(Saved entries)
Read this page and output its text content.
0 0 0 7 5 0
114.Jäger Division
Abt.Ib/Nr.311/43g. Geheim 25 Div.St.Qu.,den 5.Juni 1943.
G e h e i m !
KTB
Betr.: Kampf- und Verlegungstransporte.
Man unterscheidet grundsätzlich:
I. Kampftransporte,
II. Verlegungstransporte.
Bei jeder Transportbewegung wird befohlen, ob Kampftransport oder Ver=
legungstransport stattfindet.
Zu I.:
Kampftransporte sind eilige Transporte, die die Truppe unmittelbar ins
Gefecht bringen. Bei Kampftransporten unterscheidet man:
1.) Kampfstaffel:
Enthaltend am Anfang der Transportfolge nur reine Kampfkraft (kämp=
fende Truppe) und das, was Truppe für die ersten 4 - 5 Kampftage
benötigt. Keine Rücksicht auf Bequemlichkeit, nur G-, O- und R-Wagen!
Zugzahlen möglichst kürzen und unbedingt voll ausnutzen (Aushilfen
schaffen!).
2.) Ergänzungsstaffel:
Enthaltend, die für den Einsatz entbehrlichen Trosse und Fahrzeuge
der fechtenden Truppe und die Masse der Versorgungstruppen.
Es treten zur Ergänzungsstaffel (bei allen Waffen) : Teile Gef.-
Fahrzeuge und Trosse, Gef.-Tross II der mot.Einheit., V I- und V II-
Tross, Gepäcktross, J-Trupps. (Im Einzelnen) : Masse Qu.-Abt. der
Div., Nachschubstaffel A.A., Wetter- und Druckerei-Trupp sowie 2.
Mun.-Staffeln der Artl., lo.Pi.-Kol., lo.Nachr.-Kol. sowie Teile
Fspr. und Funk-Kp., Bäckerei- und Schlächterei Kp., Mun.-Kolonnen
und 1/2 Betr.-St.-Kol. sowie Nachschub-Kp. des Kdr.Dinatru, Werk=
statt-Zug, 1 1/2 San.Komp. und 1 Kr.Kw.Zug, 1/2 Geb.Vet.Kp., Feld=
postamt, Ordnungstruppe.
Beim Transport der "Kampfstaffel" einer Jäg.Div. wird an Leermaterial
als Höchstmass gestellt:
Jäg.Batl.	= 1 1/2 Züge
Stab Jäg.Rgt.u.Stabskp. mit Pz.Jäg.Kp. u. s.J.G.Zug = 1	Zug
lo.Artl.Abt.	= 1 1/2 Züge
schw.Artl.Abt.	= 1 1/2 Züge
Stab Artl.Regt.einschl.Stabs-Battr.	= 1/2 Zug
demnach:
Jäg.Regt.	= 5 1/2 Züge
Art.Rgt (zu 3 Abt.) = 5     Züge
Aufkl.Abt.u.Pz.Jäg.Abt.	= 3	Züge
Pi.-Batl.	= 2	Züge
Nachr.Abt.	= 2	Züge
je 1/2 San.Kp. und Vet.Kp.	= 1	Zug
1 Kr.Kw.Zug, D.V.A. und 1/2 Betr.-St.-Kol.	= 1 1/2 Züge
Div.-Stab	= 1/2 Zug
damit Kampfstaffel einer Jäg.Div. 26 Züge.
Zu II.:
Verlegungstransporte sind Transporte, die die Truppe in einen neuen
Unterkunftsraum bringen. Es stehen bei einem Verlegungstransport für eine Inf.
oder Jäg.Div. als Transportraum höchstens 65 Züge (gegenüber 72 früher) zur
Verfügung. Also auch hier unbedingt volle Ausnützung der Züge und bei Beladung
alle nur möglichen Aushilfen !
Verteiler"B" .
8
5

◆ **EXERCISE OBJECTIVE**:
Each record above should be restated word for word.

◆ **OUTPUT**:
Read this page and output its text content.
0 0 0 7 5 0
114.Jäger Division
Abt.Ib/Nr.311/43g. Geheim 25 Div.St.Qu.,den 5.Juni 1943.
G e h e i m !
KTB
Betr.: Kampf- und Verlegungstransporte.
Man unterscheidet grundsätzlich:
I. Kampftransporte,
II. Verlegungstransporte.
Bei jeder Transportbewegung wird befohlen, ob Kampftransport oder Ver=
legungstransport stattfindet.
Zu I.:
Kampftransporte sind eilige Transporte, die die Truppe unmittelbar ins
Gefecht bringen. Bei Kampftransporten unterscheidet man:
1.) Kampfstaffel:
Enthaltend am Anfang der Transportfolge nur reine Kampfkraft (kämp=
fende Truppe) und das, was Truppe für die ersten 4 - 5 Kampftage
benötigt. Keine Rücksicht auf Bequemlichkeit, nur G-, O- und R-Wagen!
Zugzahlen möglichst kürzen und unbedingt voll ausnutzen (Aushilfen
schaffen!).
2.) Ergänzungsstaffel:
Enthaltend, die für den Einsatz entbehrlichen Trosse und Fahrzeuge
der fechtenden Truppe und die Masse der Versorgungstruppen.
Es treten zur Ergänzungsstaffel (bei allen Waffen) : Teile Gef.-
Fahrzeuge und Trosse, Gef.-Tross II der mot.Einheit., V I- und V II-
Tross, Gepäcktross, J-Trupps. (Im Einzelnen) : Masse Qu.-Abt. der
Div., Nachschubstaffel A.A., Wetter- und Druckerei-Trupp sowie 2.
Mun.-Staffeln der Artl., lo.Pi.-Kol., lo.Nachr.-Kol. sowie Teile
Fspr. und Funk-Kp., Bäckerei- und Schlächterei Kp., Mun.-Kolonnen
und 1/2 Betr.-St.-Kol. sowie Nachschub-Kp. des Kdr.Dinatru, Werk=
statt-Zug, 1 1/2 San.Komp. und 1 Kr.Kw.Zug, 1/2 Geb.Vet.Kp., Feld=
postamt, Ordnungstruppe.
Beim Transport der "Kampfstaffel" einer Jäg.Div. wird an Leermaterial
als Höchstmass gestellt:
Jäg.Batl.	= 1 1/2 Züge
Stab Jäg.Rgt.u.Stabskp. mit Pz.Jäg.Kp. u. s.J.G.Zug = 1	Zug
lo.Artl.Abt.	= 1 1/2 Züge
schw.Artl.Abt.	= 1 1/2 Züge
Stab Artl.Regt.einschl.Stabs-Battr.	= 1/2 Zug
demnach:
Jäg.Regt.	= 5 1/2 Züge
Art.Rgt (zu 3 Abt.) = 5     Züge
Aufkl.Abt.u.Pz.Jäg.Abt.	= 3	Züge
Pi.-Batl.	= 2	Züge
Nachr.Abt.	= 2	Züge
je 1/2 San.Kp. und Vet.Kp.	= 1	Zug
1 Kr.Kw.Zug, D.V.A. und 1/2 Betr.-St.-Kol.	= 1 1/2 Züge
Div.-Stab	= 1/2 Zug
damit Kampfstaffel einer Jäg.Div. 26 Züge.
Zu II.:
Verlegungstransporte sind Transporte, die die Truppe in einen neuen
Unterkunftsraum bringen. Es stehen bei einem Verlegungstransport für eine Inf.
oder Jäg.Div. als Transportraum höchstens 65 Züge (gegenüber 72 früher) zur
Verfügung. Also auch hier unbedingt volle Ausnützung der Züge und bei Beladung
alle nur möglichen Aushilfen !
Verteiler"B" .
8
5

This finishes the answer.